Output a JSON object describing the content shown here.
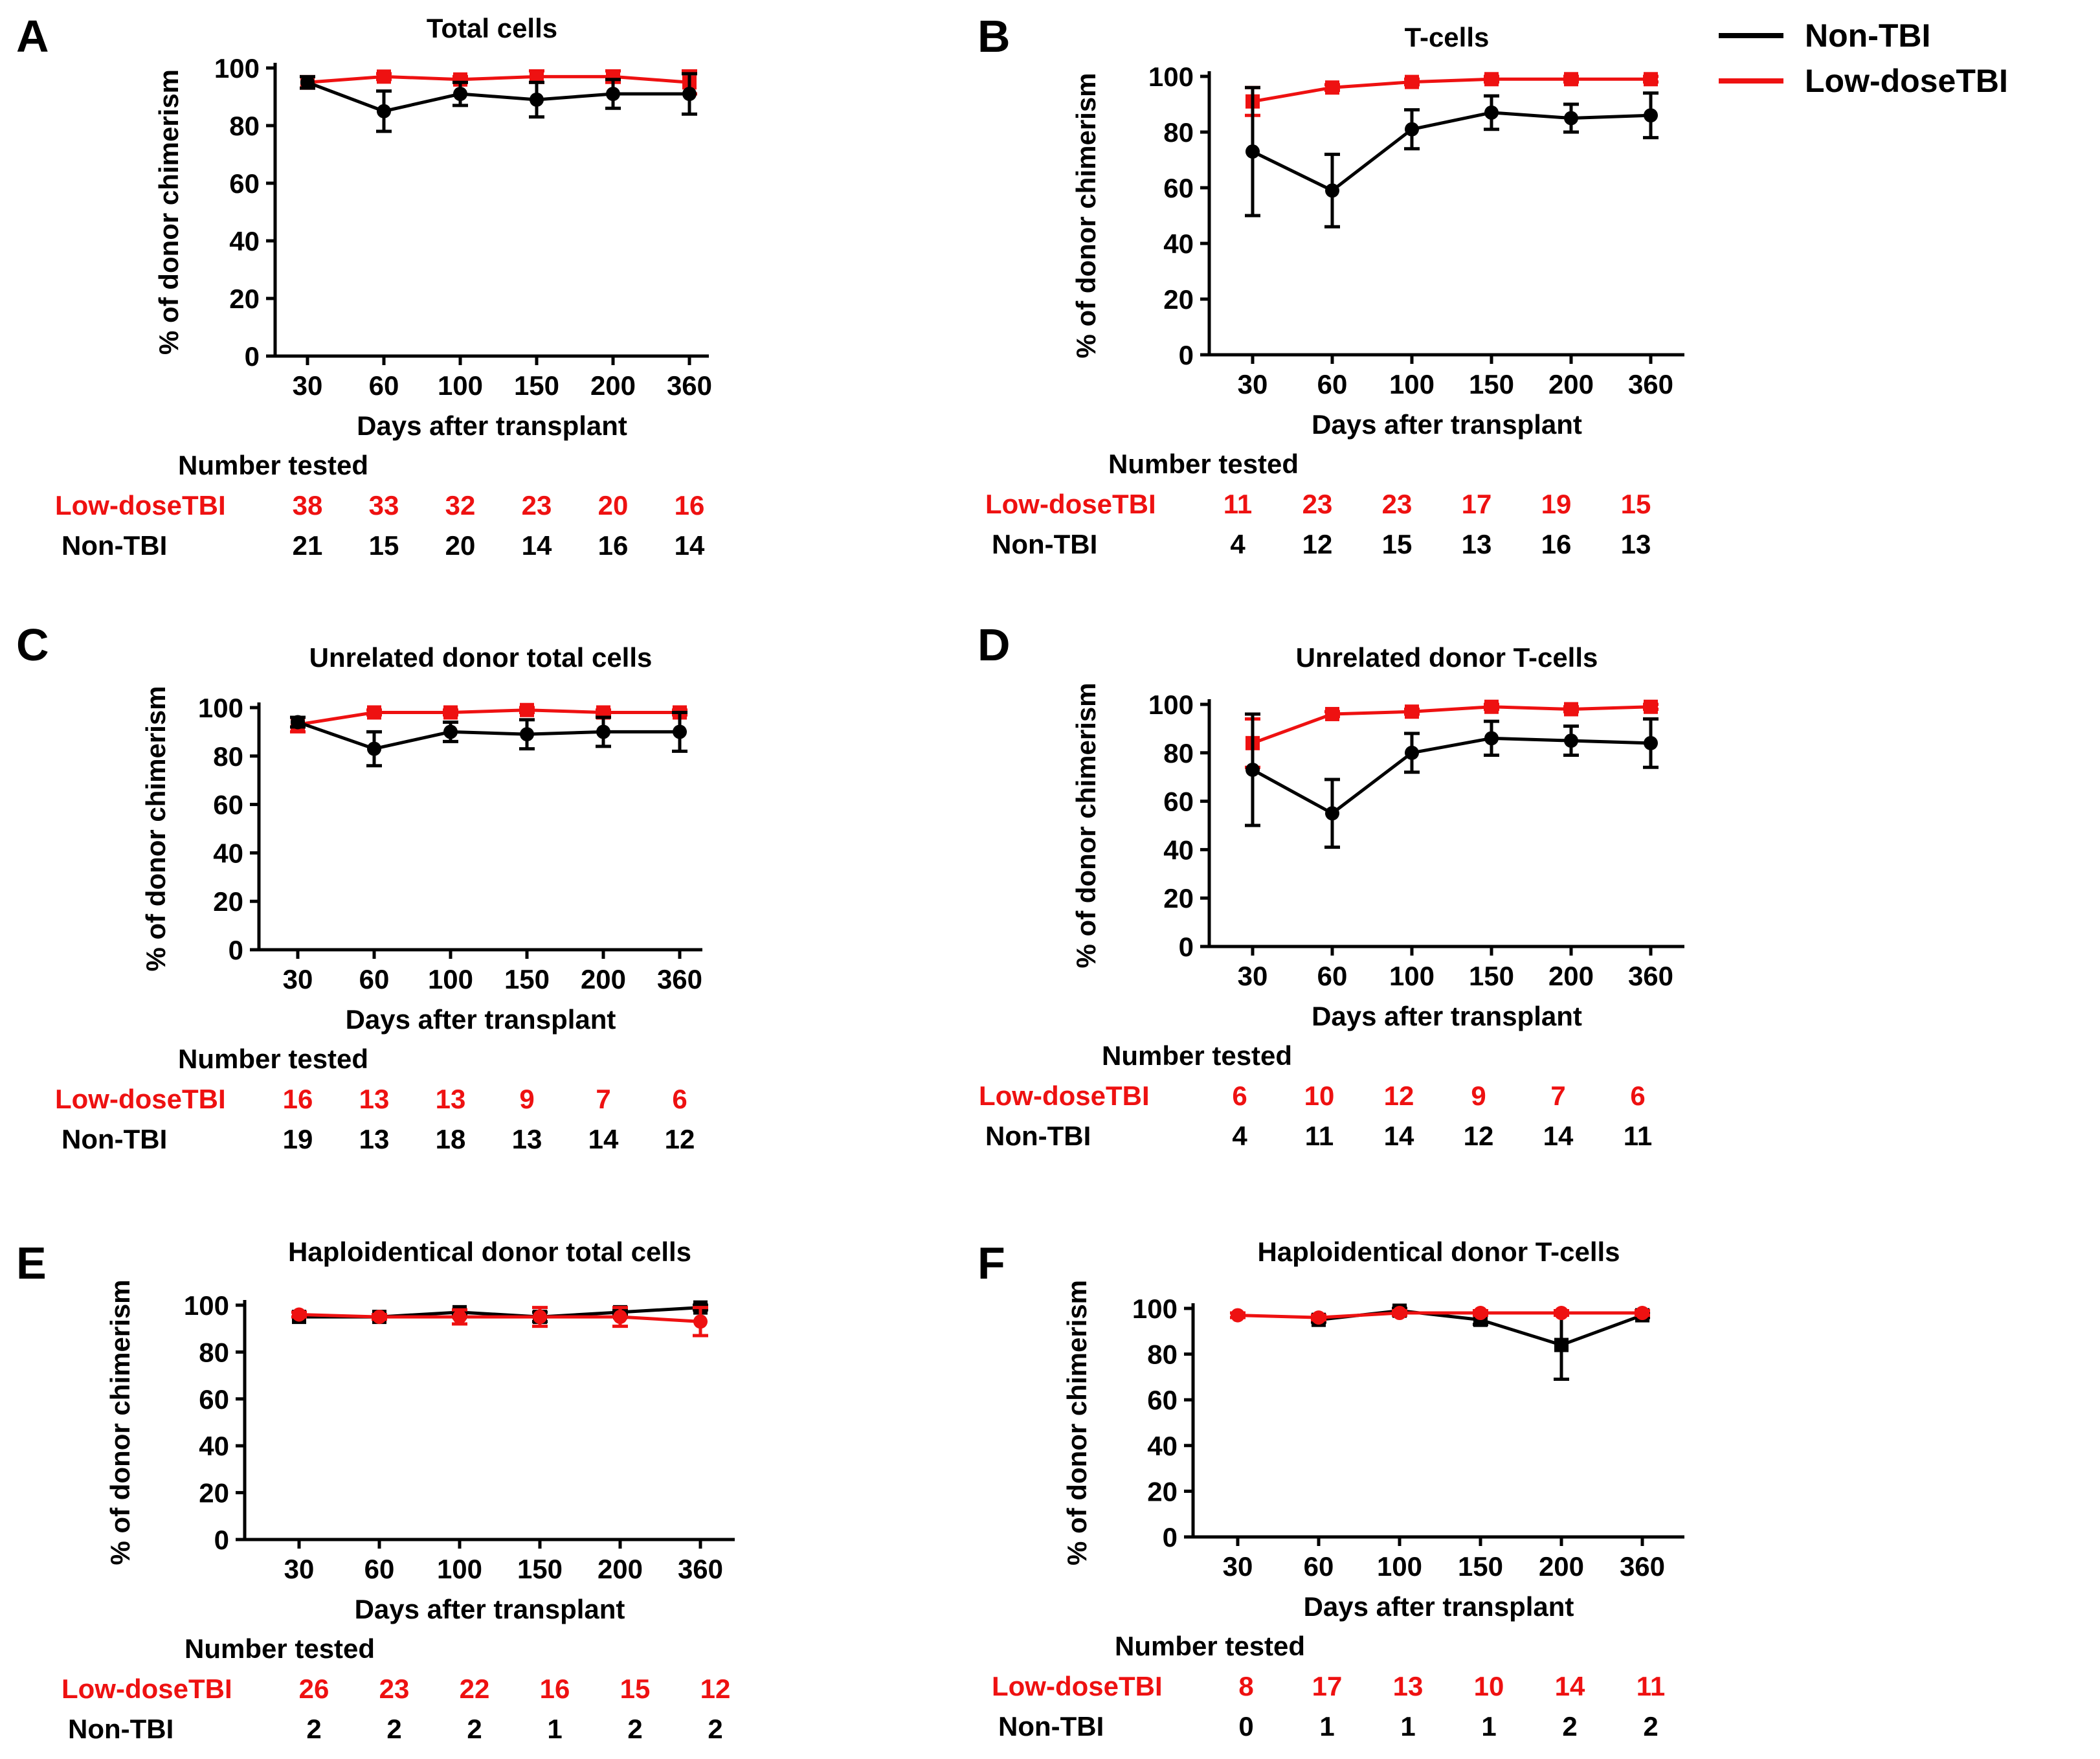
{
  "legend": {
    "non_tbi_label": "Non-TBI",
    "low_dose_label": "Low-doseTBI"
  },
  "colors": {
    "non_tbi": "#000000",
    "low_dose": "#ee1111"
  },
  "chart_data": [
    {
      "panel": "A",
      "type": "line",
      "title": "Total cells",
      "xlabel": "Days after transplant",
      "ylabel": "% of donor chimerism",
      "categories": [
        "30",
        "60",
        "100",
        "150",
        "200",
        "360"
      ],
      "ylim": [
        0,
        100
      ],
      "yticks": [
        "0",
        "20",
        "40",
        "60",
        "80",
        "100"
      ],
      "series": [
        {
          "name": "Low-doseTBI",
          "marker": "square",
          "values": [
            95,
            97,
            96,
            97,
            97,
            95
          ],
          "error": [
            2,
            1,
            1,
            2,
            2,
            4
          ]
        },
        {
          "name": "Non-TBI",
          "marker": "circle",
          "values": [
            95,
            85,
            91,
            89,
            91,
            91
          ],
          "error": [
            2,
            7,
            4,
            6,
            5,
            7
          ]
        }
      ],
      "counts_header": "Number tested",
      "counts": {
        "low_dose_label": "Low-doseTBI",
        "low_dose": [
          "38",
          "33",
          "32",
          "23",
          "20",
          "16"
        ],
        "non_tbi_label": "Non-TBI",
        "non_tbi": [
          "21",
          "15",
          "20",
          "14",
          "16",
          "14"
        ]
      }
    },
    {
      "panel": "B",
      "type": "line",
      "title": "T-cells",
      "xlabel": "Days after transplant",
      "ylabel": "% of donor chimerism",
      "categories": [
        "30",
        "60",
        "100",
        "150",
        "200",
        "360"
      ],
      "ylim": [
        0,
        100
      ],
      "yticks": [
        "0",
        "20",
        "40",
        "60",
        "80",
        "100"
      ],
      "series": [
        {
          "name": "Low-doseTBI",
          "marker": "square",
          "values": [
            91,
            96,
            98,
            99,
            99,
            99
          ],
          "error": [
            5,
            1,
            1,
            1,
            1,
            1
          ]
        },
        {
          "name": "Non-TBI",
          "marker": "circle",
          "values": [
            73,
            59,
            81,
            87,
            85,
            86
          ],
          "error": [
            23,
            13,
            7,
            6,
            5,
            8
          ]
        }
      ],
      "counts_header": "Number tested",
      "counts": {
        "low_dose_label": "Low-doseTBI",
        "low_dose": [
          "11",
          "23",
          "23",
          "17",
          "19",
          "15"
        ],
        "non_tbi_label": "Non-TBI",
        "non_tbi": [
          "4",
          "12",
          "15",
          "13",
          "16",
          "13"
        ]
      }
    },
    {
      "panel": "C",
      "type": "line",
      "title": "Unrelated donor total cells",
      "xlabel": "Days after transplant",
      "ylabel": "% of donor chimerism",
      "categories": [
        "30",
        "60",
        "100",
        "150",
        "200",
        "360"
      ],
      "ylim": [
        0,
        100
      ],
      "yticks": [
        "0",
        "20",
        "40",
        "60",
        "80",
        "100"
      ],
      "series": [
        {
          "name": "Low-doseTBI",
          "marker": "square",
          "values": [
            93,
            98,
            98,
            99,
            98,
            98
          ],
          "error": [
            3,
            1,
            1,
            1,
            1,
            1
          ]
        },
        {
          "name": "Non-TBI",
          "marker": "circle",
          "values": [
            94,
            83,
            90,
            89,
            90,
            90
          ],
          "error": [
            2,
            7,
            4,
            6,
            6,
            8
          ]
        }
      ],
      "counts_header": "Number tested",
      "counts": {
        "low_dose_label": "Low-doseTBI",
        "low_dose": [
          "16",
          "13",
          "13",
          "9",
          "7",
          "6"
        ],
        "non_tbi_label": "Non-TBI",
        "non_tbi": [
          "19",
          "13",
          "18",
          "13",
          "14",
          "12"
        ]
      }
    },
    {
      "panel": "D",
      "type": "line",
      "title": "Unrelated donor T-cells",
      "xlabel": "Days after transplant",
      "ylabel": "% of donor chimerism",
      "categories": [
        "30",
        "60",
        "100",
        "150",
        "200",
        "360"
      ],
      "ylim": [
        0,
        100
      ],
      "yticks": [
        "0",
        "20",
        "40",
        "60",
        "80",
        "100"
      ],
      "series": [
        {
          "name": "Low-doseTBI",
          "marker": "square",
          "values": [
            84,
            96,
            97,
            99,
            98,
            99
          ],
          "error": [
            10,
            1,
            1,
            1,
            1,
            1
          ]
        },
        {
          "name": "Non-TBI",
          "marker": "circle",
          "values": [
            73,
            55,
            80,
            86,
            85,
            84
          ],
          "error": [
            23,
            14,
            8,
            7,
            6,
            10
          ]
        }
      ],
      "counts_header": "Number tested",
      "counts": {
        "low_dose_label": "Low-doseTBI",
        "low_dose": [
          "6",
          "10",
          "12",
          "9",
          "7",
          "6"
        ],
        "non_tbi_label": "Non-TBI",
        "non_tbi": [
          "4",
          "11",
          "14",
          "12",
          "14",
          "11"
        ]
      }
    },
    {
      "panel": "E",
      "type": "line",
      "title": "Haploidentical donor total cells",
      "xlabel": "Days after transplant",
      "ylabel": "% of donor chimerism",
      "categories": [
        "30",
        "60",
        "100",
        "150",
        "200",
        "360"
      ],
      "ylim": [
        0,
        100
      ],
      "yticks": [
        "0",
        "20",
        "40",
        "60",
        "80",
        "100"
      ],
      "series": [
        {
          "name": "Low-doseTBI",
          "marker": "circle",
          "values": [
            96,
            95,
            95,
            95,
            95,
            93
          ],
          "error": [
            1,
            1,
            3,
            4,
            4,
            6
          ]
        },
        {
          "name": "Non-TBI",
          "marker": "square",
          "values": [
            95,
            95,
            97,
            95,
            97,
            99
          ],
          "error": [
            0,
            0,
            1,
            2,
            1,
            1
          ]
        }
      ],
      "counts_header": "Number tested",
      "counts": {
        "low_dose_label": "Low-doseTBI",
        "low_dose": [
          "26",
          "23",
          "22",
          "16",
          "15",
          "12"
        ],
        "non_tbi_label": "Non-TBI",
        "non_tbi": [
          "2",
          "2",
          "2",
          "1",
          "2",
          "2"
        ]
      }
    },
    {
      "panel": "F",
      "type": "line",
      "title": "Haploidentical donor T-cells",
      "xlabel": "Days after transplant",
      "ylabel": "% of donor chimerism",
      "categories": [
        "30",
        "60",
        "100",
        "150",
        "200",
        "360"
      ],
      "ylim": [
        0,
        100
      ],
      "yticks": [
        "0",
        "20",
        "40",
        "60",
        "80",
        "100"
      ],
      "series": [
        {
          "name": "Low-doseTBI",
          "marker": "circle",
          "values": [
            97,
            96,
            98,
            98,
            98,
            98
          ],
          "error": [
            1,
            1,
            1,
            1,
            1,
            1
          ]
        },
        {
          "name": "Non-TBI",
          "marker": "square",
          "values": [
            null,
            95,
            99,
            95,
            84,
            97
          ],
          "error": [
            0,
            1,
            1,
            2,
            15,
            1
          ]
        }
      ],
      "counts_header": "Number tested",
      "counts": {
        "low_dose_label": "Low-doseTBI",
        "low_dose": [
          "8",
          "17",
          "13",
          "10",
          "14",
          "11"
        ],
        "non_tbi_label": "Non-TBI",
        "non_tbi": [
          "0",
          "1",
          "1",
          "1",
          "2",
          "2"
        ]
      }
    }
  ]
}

What you should do ::
Your task is to repeat the data above exactly while excluding the pictures.

Task solution ::
Output a JSON object describing the content shown here.
{
  "legend": {
    "non_tbi_label": "Non-TBI",
    "low_dose_label": "Low-doseTBI"
  },
  "colors": {
    "non_tbi": "#000000",
    "low_dose": "#ee1111"
  },
  "chart_data": [
    {
      "panel": "A",
      "type": "line",
      "title": "Total cells",
      "xlabel": "Days after transplant",
      "ylabel": "% of donor chimerism",
      "categories": [
        "30",
        "60",
        "100",
        "150",
        "200",
        "360"
      ],
      "ylim": [
        0,
        100
      ],
      "yticks": [
        "0",
        "20",
        "40",
        "60",
        "80",
        "100"
      ],
      "series": [
        {
          "name": "Low-doseTBI",
          "marker": "square",
          "values": [
            95,
            97,
            96,
            97,
            97,
            95
          ],
          "error": [
            2,
            1,
            1,
            2,
            2,
            4
          ]
        },
        {
          "name": "Non-TBI",
          "marker": "circle",
          "values": [
            95,
            85,
            91,
            89,
            91,
            91
          ],
          "error": [
            2,
            7,
            4,
            6,
            5,
            7
          ]
        }
      ],
      "counts_header": "Number tested",
      "counts": {
        "low_dose_label": "Low-doseTBI",
        "low_dose": [
          "38",
          "33",
          "32",
          "23",
          "20",
          "16"
        ],
        "non_tbi_label": "Non-TBI",
        "non_tbi": [
          "21",
          "15",
          "20",
          "14",
          "16",
          "14"
        ]
      }
    },
    {
      "panel": "B",
      "type": "line",
      "title": "T-cells",
      "xlabel": "Days after transplant",
      "ylabel": "% of donor chimerism",
      "categories": [
        "30",
        "60",
        "100",
        "150",
        "200",
        "360"
      ],
      "ylim": [
        0,
        100
      ],
      "yticks": [
        "0",
        "20",
        "40",
        "60",
        "80",
        "100"
      ],
      "series": [
        {
          "name": "Low-doseTBI",
          "marker": "square",
          "values": [
            91,
            96,
            98,
            99,
            99,
            99
          ],
          "error": [
            5,
            1,
            1,
            1,
            1,
            1
          ]
        },
        {
          "name": "Non-TBI",
          "marker": "circle",
          "values": [
            73,
            59,
            81,
            87,
            85,
            86
          ],
          "error": [
            23,
            13,
            7,
            6,
            5,
            8
          ]
        }
      ],
      "counts_header": "Number tested",
      "counts": {
        "low_dose_label": "Low-doseTBI",
        "low_dose": [
          "11",
          "23",
          "23",
          "17",
          "19",
          "15"
        ],
        "non_tbi_label": "Non-TBI",
        "non_tbi": [
          "4",
          "12",
          "15",
          "13",
          "16",
          "13"
        ]
      }
    },
    {
      "panel": "C",
      "type": "line",
      "title": "Unrelated donor total cells",
      "xlabel": "Days after transplant",
      "ylabel": "% of donor chimerism",
      "categories": [
        "30",
        "60",
        "100",
        "150",
        "200",
        "360"
      ],
      "ylim": [
        0,
        100
      ],
      "yticks": [
        "0",
        "20",
        "40",
        "60",
        "80",
        "100"
      ],
      "series": [
        {
          "name": "Low-doseTBI",
          "marker": "square",
          "values": [
            93,
            98,
            98,
            99,
            98,
            98
          ],
          "error": [
            3,
            1,
            1,
            1,
            1,
            1
          ]
        },
        {
          "name": "Non-TBI",
          "marker": "circle",
          "values": [
            94,
            83,
            90,
            89,
            90,
            90
          ],
          "error": [
            2,
            7,
            4,
            6,
            6,
            8
          ]
        }
      ],
      "counts_header": "Number tested",
      "counts": {
        "low_dose_label": "Low-doseTBI",
        "low_dose": [
          "16",
          "13",
          "13",
          "9",
          "7",
          "6"
        ],
        "non_tbi_label": "Non-TBI",
        "non_tbi": [
          "19",
          "13",
          "18",
          "13",
          "14",
          "12"
        ]
      }
    },
    {
      "panel": "D",
      "type": "line",
      "title": "Unrelated donor T-cells",
      "xlabel": "Days after transplant",
      "ylabel": "% of donor chimerism",
      "categories": [
        "30",
        "60",
        "100",
        "150",
        "200",
        "360"
      ],
      "ylim": [
        0,
        100
      ],
      "yticks": [
        "0",
        "20",
        "40",
        "60",
        "80",
        "100"
      ],
      "series": [
        {
          "name": "Low-doseTBI",
          "marker": "square",
          "values": [
            84,
            96,
            97,
            99,
            98,
            99
          ],
          "error": [
            10,
            1,
            1,
            1,
            1,
            1
          ]
        },
        {
          "name": "Non-TBI",
          "marker": "circle",
          "values": [
            73,
            55,
            80,
            86,
            85,
            84
          ],
          "error": [
            23,
            14,
            8,
            7,
            6,
            10
          ]
        }
      ],
      "counts_header": "Number tested",
      "counts": {
        "low_dose_label": "Low-doseTBI",
        "low_dose": [
          "6",
          "10",
          "12",
          "9",
          "7",
          "6"
        ],
        "non_tbi_label": "Non-TBI",
        "non_tbi": [
          "4",
          "11",
          "14",
          "12",
          "14",
          "11"
        ]
      }
    },
    {
      "panel": "E",
      "type": "line",
      "title": "Haploidentical donor total cells",
      "xlabel": "Days after transplant",
      "ylabel": "% of donor chimerism",
      "categories": [
        "30",
        "60",
        "100",
        "150",
        "200",
        "360"
      ],
      "ylim": [
        0,
        100
      ],
      "yticks": [
        "0",
        "20",
        "40",
        "60",
        "80",
        "100"
      ],
      "series": [
        {
          "name": "Low-doseTBI",
          "marker": "circle",
          "values": [
            96,
            95,
            95,
            95,
            95,
            93
          ],
          "error": [
            1,
            1,
            3,
            4,
            4,
            6
          ]
        },
        {
          "name": "Non-TBI",
          "marker": "square",
          "values": [
            95,
            95,
            97,
            95,
            97,
            99
          ],
          "error": [
            0,
            0,
            1,
            2,
            1,
            1
          ]
        }
      ],
      "counts_header": "Number tested",
      "counts": {
        "low_dose_label": "Low-doseTBI",
        "low_dose": [
          "26",
          "23",
          "22",
          "16",
          "15",
          "12"
        ],
        "non_tbi_label": "Non-TBI",
        "non_tbi": [
          "2",
          "2",
          "2",
          "1",
          "2",
          "2"
        ]
      }
    },
    {
      "panel": "F",
      "type": "line",
      "title": "Haploidentical donor T-cells",
      "xlabel": "Days after transplant",
      "ylabel": "% of donor chimerism",
      "categories": [
        "30",
        "60",
        "100",
        "150",
        "200",
        "360"
      ],
      "ylim": [
        0,
        100
      ],
      "yticks": [
        "0",
        "20",
        "40",
        "60",
        "80",
        "100"
      ],
      "series": [
        {
          "name": "Low-doseTBI",
          "marker": "circle",
          "values": [
            97,
            96,
            98,
            98,
            98,
            98
          ],
          "error": [
            1,
            1,
            1,
            1,
            1,
            1
          ]
        },
        {
          "name": "Non-TBI",
          "marker": "square",
          "values": [
            null,
            95,
            99,
            95,
            84,
            97
          ],
          "error": [
            0,
            1,
            1,
            2,
            15,
            1
          ]
        }
      ],
      "counts_header": "Number tested",
      "counts": {
        "low_dose_label": "Low-doseTBI",
        "low_dose": [
          "8",
          "17",
          "13",
          "10",
          "14",
          "11"
        ],
        "non_tbi_label": "Non-TBI",
        "non_tbi": [
          "0",
          "1",
          "1",
          "1",
          "2",
          "2"
        ]
      }
    }
  ]
}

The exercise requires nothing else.